(PROBLEM): Return the entries verbatim and drop every picture.

(PROVIDED ENTRIES):
----

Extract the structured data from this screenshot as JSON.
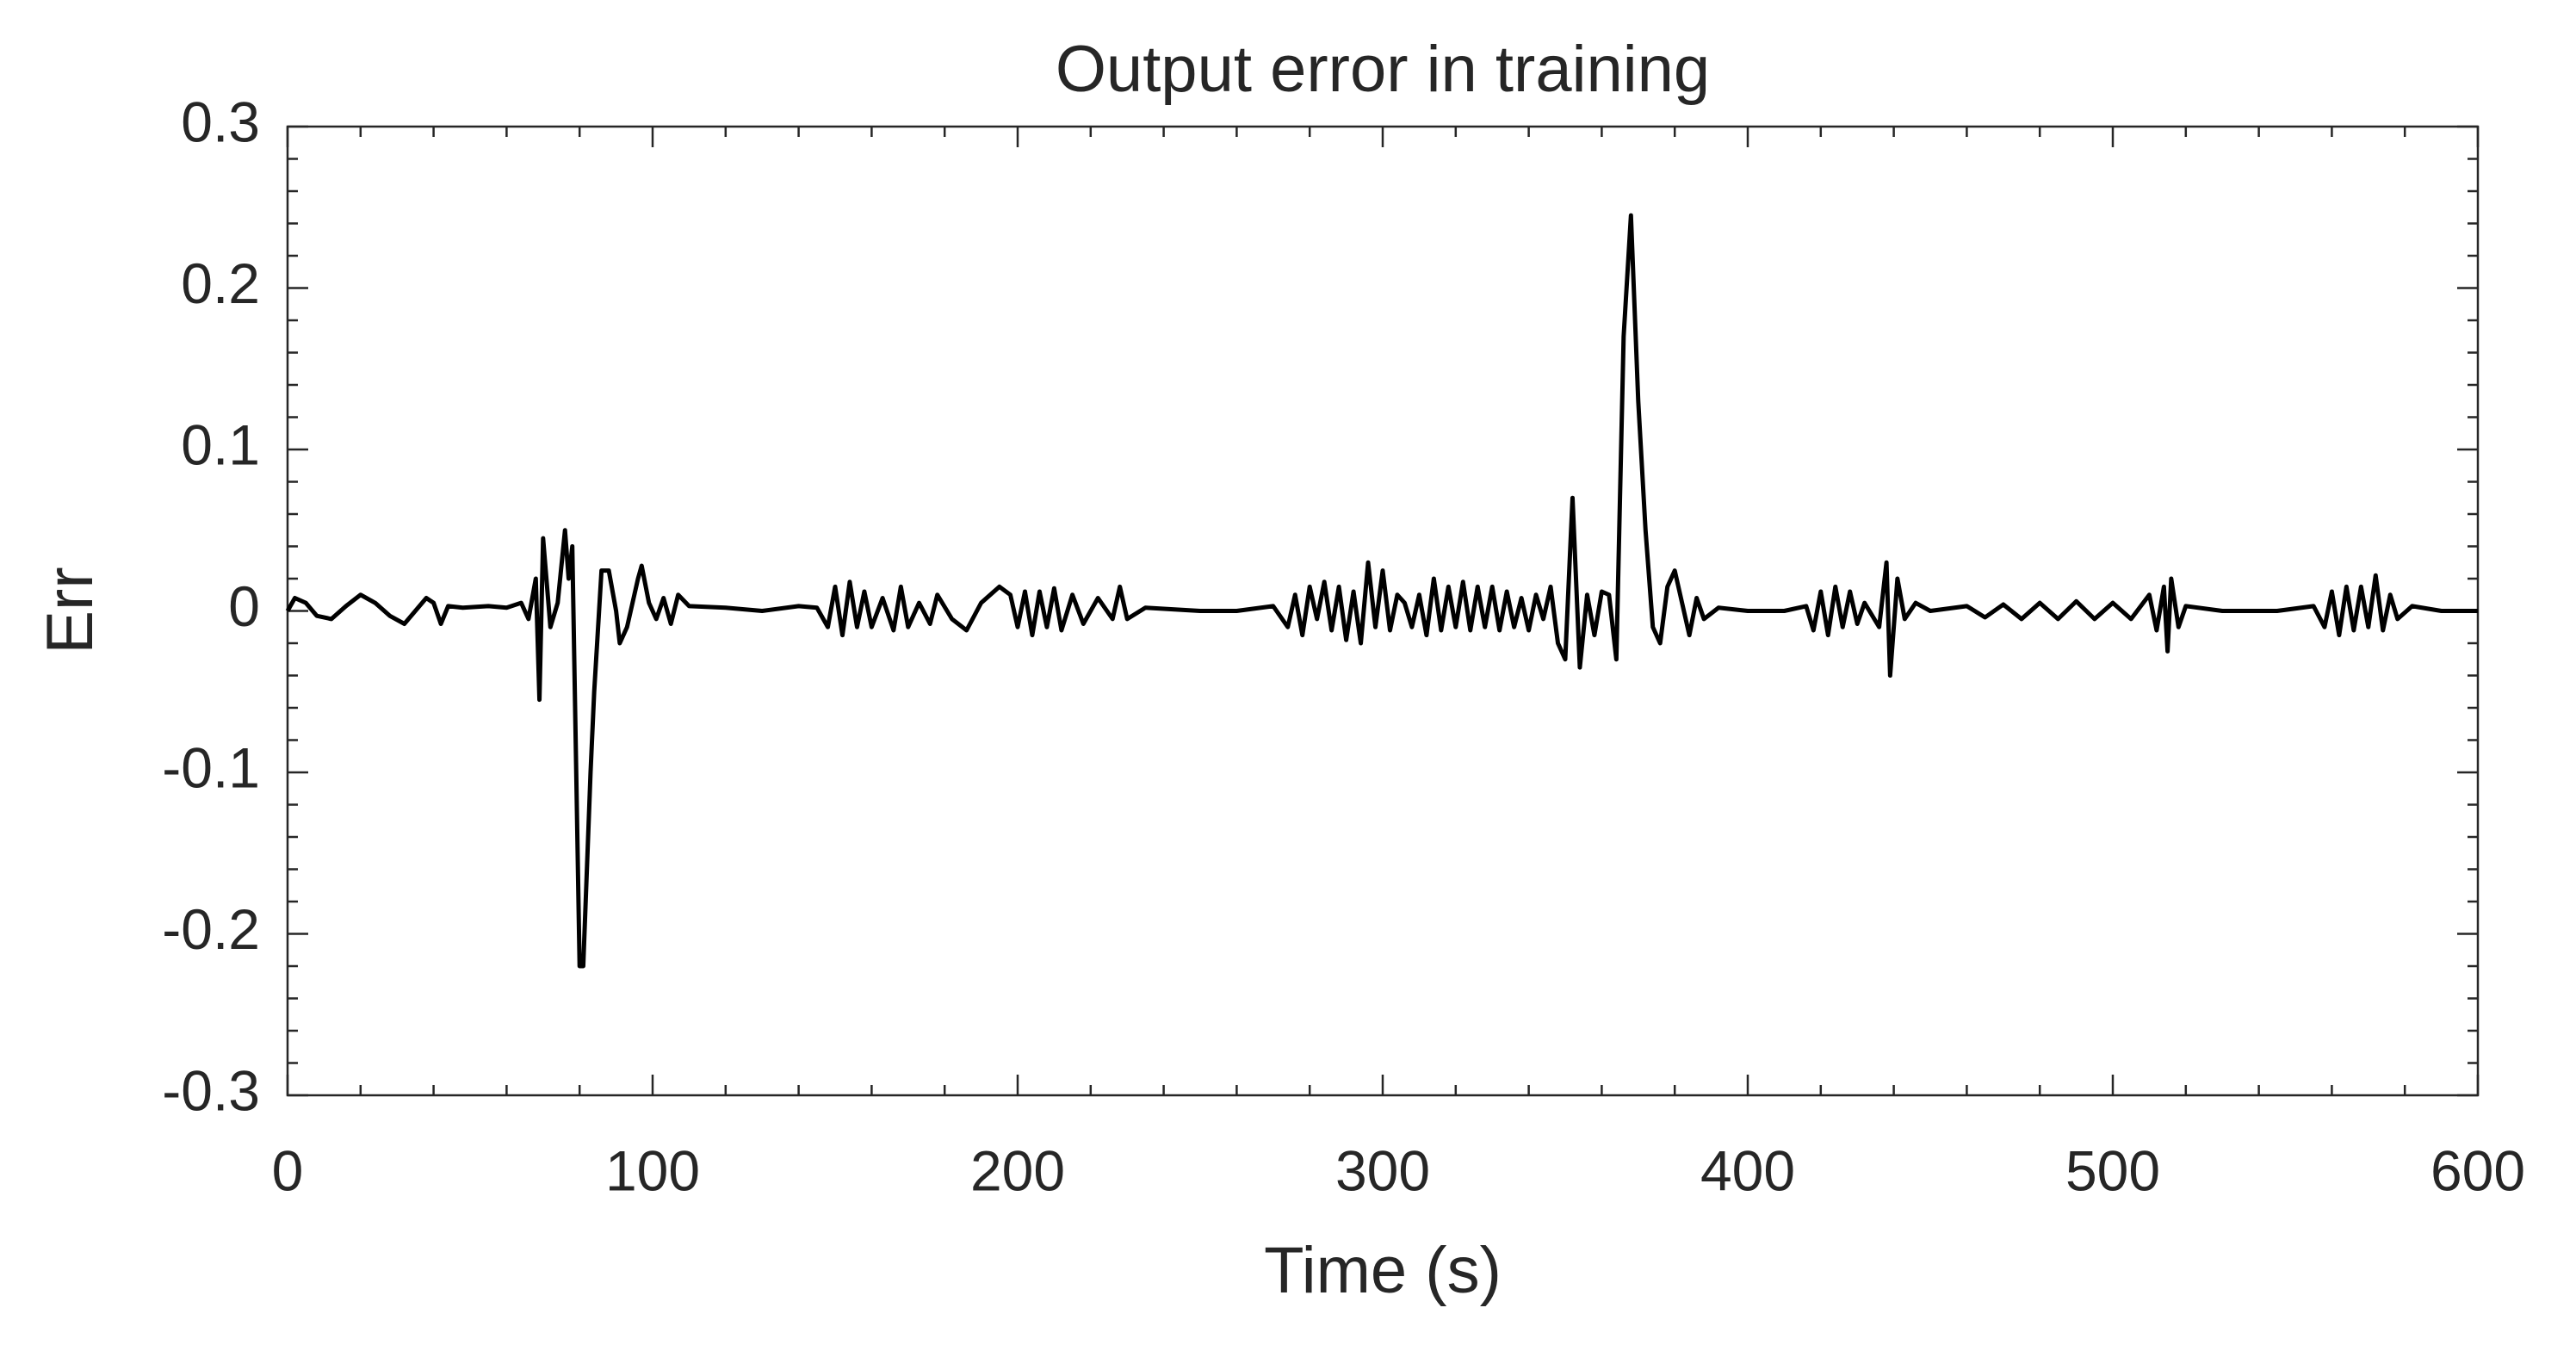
{
  "chart_data": {
    "type": "line",
    "title": "Output error in training",
    "xlabel": "Time (s)",
    "ylabel": "Err",
    "xlim": [
      0,
      600
    ],
    "ylim": [
      -0.3,
      0.3
    ],
    "xticks": [
      0,
      100,
      200,
      300,
      400,
      500,
      600
    ],
    "yticks": [
      -0.3,
      -0.2,
      -0.1,
      0,
      0.1,
      0.2,
      0.3
    ],
    "xminorticks": [
      20,
      40,
      60,
      80,
      120,
      140,
      160,
      180,
      220,
      240,
      260,
      280,
      320,
      340,
      360,
      380,
      420,
      440,
      460,
      480,
      520,
      540,
      560,
      580
    ],
    "yminorticks": [
      -0.28,
      -0.26,
      -0.24,
      -0.22,
      -0.18,
      -0.16,
      -0.14,
      -0.12,
      -0.08,
      -0.06,
      -0.04,
      -0.02,
      0.02,
      0.04,
      0.06,
      0.08,
      0.12,
      0.14,
      0.16,
      0.18,
      0.22,
      0.24,
      0.26,
      0.28
    ],
    "grid": false,
    "series": [
      {
        "color": "#000000",
        "x": [
          0,
          2,
          5,
          8,
          12,
          16,
          20,
          24,
          28,
          32,
          35,
          38,
          40,
          42,
          44,
          48,
          55,
          60,
          64,
          66,
          68,
          69,
          70,
          72,
          74,
          76,
          77,
          78,
          80,
          81,
          83,
          84,
          86,
          88,
          90,
          91,
          93,
          96,
          97,
          99,
          101,
          103,
          105,
          107,
          110,
          120,
          130,
          140,
          145,
          148,
          150,
          152,
          154,
          156,
          158,
          160,
          163,
          166,
          168,
          170,
          173,
          176,
          178,
          182,
          186,
          190,
          195,
          198,
          200,
          202,
          204,
          206,
          208,
          210,
          212,
          215,
          218,
          222,
          226,
          228,
          230,
          235,
          250,
          260,
          270,
          274,
          276,
          278,
          280,
          282,
          284,
          286,
          288,
          290,
          292,
          294,
          296,
          298,
          300,
          302,
          304,
          306,
          308,
          310,
          312,
          314,
          316,
          318,
          320,
          322,
          324,
          326,
          328,
          330,
          332,
          334,
          336,
          338,
          340,
          342,
          344,
          346,
          348,
          350,
          352,
          354,
          356,
          358,
          360,
          362,
          364,
          366,
          368,
          370,
          372,
          374,
          376,
          378,
          380,
          382,
          384,
          386,
          388,
          392,
          400,
          410,
          416,
          418,
          420,
          422,
          424,
          426,
          428,
          430,
          432,
          436,
          438,
          439,
          441,
          443,
          446,
          450,
          460,
          465,
          470,
          475,
          480,
          485,
          490,
          495,
          500,
          505,
          510,
          512,
          514,
          515,
          516,
          518,
          520,
          530,
          545,
          555,
          558,
          560,
          562,
          564,
          566,
          568,
          570,
          572,
          574,
          576,
          578,
          582,
          590,
          600
        ],
        "values": [
          0,
          0.008,
          0.005,
          -0.003,
          -0.005,
          0.003,
          0.01,
          0.005,
          -0.003,
          -0.008,
          0,
          0.008,
          0.005,
          -0.008,
          0.003,
          0.002,
          0.003,
          0.002,
          0.005,
          -0.005,
          0.02,
          -0.055,
          0.045,
          -0.01,
          0.005,
          0.05,
          0.02,
          0.04,
          -0.22,
          -0.22,
          -0.1,
          -0.05,
          0.025,
          0.025,
          0,
          -0.02,
          -0.01,
          0.02,
          0.028,
          0.005,
          -0.005,
          0.008,
          -0.008,
          0.01,
          0.003,
          0.002,
          0,
          0.003,
          0.002,
          -0.01,
          0.015,
          -0.015,
          0.018,
          -0.01,
          0.012,
          -0.01,
          0.008,
          -0.012,
          0.015,
          -0.01,
          0.005,
          -0.008,
          0.01,
          -0.005,
          -0.012,
          0.005,
          0.015,
          0.01,
          -0.01,
          0.012,
          -0.015,
          0.012,
          -0.01,
          0.014,
          -0.012,
          0.01,
          -0.008,
          0.008,
          -0.005,
          0.015,
          -0.005,
          0.002,
          0,
          0,
          0.003,
          -0.01,
          0.01,
          -0.015,
          0.015,
          -0.005,
          0.018,
          -0.012,
          0.015,
          -0.018,
          0.012,
          -0.02,
          0.03,
          -0.01,
          0.025,
          -0.012,
          0.01,
          0.005,
          -0.01,
          0.01,
          -0.015,
          0.02,
          -0.012,
          0.015,
          -0.01,
          0.018,
          -0.012,
          0.015,
          -0.01,
          0.015,
          -0.012,
          0.012,
          -0.01,
          0.008,
          -0.012,
          0.01,
          -0.005,
          0.015,
          -0.02,
          -0.03,
          0.07,
          -0.035,
          0.01,
          -0.015,
          0.012,
          0.01,
          -0.03,
          0.17,
          0.245,
          0.13,
          0.05,
          -0.01,
          -0.02,
          0.015,
          0.025,
          0.005,
          -0.015,
          0.008,
          -0.005,
          0.002,
          0,
          0,
          0.003,
          -0.012,
          0.012,
          -0.015,
          0.015,
          -0.01,
          0.012,
          -0.008,
          0.005,
          -0.01,
          0.03,
          -0.04,
          0.02,
          -0.005,
          0.005,
          0,
          0.003,
          -0.004,
          0.004,
          -0.005,
          0.005,
          -0.005,
          0.006,
          -0.005,
          0.005,
          -0.005,
          0.01,
          -0.012,
          0.015,
          -0.025,
          0.02,
          -0.01,
          0.003,
          0,
          0,
          0.003,
          -0.01,
          0.012,
          -0.015,
          0.015,
          -0.012,
          0.015,
          -0.01,
          0.022,
          -0.012,
          0.01,
          -0.005,
          0.003,
          0,
          0
        ]
      }
    ]
  }
}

----

(WRITTEN RESPONSE):
Extract the structured data from this screenshot as JSON.
{
  "chart_data": {
    "type": "line",
    "title": "Output error in training",
    "xlabel": "Time (s)",
    "ylabel": "Err",
    "xlim": [
      0,
      600
    ],
    "ylim": [
      -0.3,
      0.3
    ],
    "xticks": [
      0,
      100,
      200,
      300,
      400,
      500,
      600
    ],
    "yticks": [
      -0.3,
      -0.2,
      -0.1,
      0,
      0.1,
      0.2,
      0.3
    ],
    "xminorticks": [
      20,
      40,
      60,
      80,
      120,
      140,
      160,
      180,
      220,
      240,
      260,
      280,
      320,
      340,
      360,
      380,
      420,
      440,
      460,
      480,
      520,
      540,
      560,
      580
    ],
    "yminorticks": [
      -0.28,
      -0.26,
      -0.24,
      -0.22,
      -0.18,
      -0.16,
      -0.14,
      -0.12,
      -0.08,
      -0.06,
      -0.04,
      -0.02,
      0.02,
      0.04,
      0.06,
      0.08,
      0.12,
      0.14,
      0.16,
      0.18,
      0.22,
      0.24,
      0.26,
      0.28
    ],
    "grid": false,
    "series": [
      {
        "color": "#000000",
        "x": [
          0,
          2,
          5,
          8,
          12,
          16,
          20,
          24,
          28,
          32,
          35,
          38,
          40,
          42,
          44,
          48,
          55,
          60,
          64,
          66,
          68,
          69,
          70,
          72,
          74,
          76,
          77,
          78,
          80,
          81,
          83,
          84,
          86,
          88,
          90,
          91,
          93,
          96,
          97,
          99,
          101,
          103,
          105,
          107,
          110,
          120,
          130,
          140,
          145,
          148,
          150,
          152,
          154,
          156,
          158,
          160,
          163,
          166,
          168,
          170,
          173,
          176,
          178,
          182,
          186,
          190,
          195,
          198,
          200,
          202,
          204,
          206,
          208,
          210,
          212,
          215,
          218,
          222,
          226,
          228,
          230,
          235,
          250,
          260,
          270,
          274,
          276,
          278,
          280,
          282,
          284,
          286,
          288,
          290,
          292,
          294,
          296,
          298,
          300,
          302,
          304,
          306,
          308,
          310,
          312,
          314,
          316,
          318,
          320,
          322,
          324,
          326,
          328,
          330,
          332,
          334,
          336,
          338,
          340,
          342,
          344,
          346,
          348,
          350,
          352,
          354,
          356,
          358,
          360,
          362,
          364,
          366,
          368,
          370,
          372,
          374,
          376,
          378,
          380,
          382,
          384,
          386,
          388,
          392,
          400,
          410,
          416,
          418,
          420,
          422,
          424,
          426,
          428,
          430,
          432,
          436,
          438,
          439,
          441,
          443,
          446,
          450,
          460,
          465,
          470,
          475,
          480,
          485,
          490,
          495,
          500,
          505,
          510,
          512,
          514,
          515,
          516,
          518,
          520,
          530,
          545,
          555,
          558,
          560,
          562,
          564,
          566,
          568,
          570,
          572,
          574,
          576,
          578,
          582,
          590,
          600
        ],
        "values": [
          0,
          0.008,
          0.005,
          -0.003,
          -0.005,
          0.003,
          0.01,
          0.005,
          -0.003,
          -0.008,
          0,
          0.008,
          0.005,
          -0.008,
          0.003,
          0.002,
          0.003,
          0.002,
          0.005,
          -0.005,
          0.02,
          -0.055,
          0.045,
          -0.01,
          0.005,
          0.05,
          0.02,
          0.04,
          -0.22,
          -0.22,
          -0.1,
          -0.05,
          0.025,
          0.025,
          0,
          -0.02,
          -0.01,
          0.02,
          0.028,
          0.005,
          -0.005,
          0.008,
          -0.008,
          0.01,
          0.003,
          0.002,
          0,
          0.003,
          0.002,
          -0.01,
          0.015,
          -0.015,
          0.018,
          -0.01,
          0.012,
          -0.01,
          0.008,
          -0.012,
          0.015,
          -0.01,
          0.005,
          -0.008,
          0.01,
          -0.005,
          -0.012,
          0.005,
          0.015,
          0.01,
          -0.01,
          0.012,
          -0.015,
          0.012,
          -0.01,
          0.014,
          -0.012,
          0.01,
          -0.008,
          0.008,
          -0.005,
          0.015,
          -0.005,
          0.002,
          0,
          0,
          0.003,
          -0.01,
          0.01,
          -0.015,
          0.015,
          -0.005,
          0.018,
          -0.012,
          0.015,
          -0.018,
          0.012,
          -0.02,
          0.03,
          -0.01,
          0.025,
          -0.012,
          0.01,
          0.005,
          -0.01,
          0.01,
          -0.015,
          0.02,
          -0.012,
          0.015,
          -0.01,
          0.018,
          -0.012,
          0.015,
          -0.01,
          0.015,
          -0.012,
          0.012,
          -0.01,
          0.008,
          -0.012,
          0.01,
          -0.005,
          0.015,
          -0.02,
          -0.03,
          0.07,
          -0.035,
          0.01,
          -0.015,
          0.012,
          0.01,
          -0.03,
          0.17,
          0.245,
          0.13,
          0.05,
          -0.01,
          -0.02,
          0.015,
          0.025,
          0.005,
          -0.015,
          0.008,
          -0.005,
          0.002,
          0,
          0,
          0.003,
          -0.012,
          0.012,
          -0.015,
          0.015,
          -0.01,
          0.012,
          -0.008,
          0.005,
          -0.01,
          0.03,
          -0.04,
          0.02,
          -0.005,
          0.005,
          0,
          0.003,
          -0.004,
          0.004,
          -0.005,
          0.005,
          -0.005,
          0.006,
          -0.005,
          0.005,
          -0.005,
          0.01,
          -0.012,
          0.015,
          -0.025,
          0.02,
          -0.01,
          0.003,
          0,
          0,
          0.003,
          -0.01,
          0.012,
          -0.015,
          0.015,
          -0.012,
          0.015,
          -0.01,
          0.022,
          -0.012,
          0.01,
          -0.005,
          0.003,
          0,
          0
        ]
      }
    ]
  }
}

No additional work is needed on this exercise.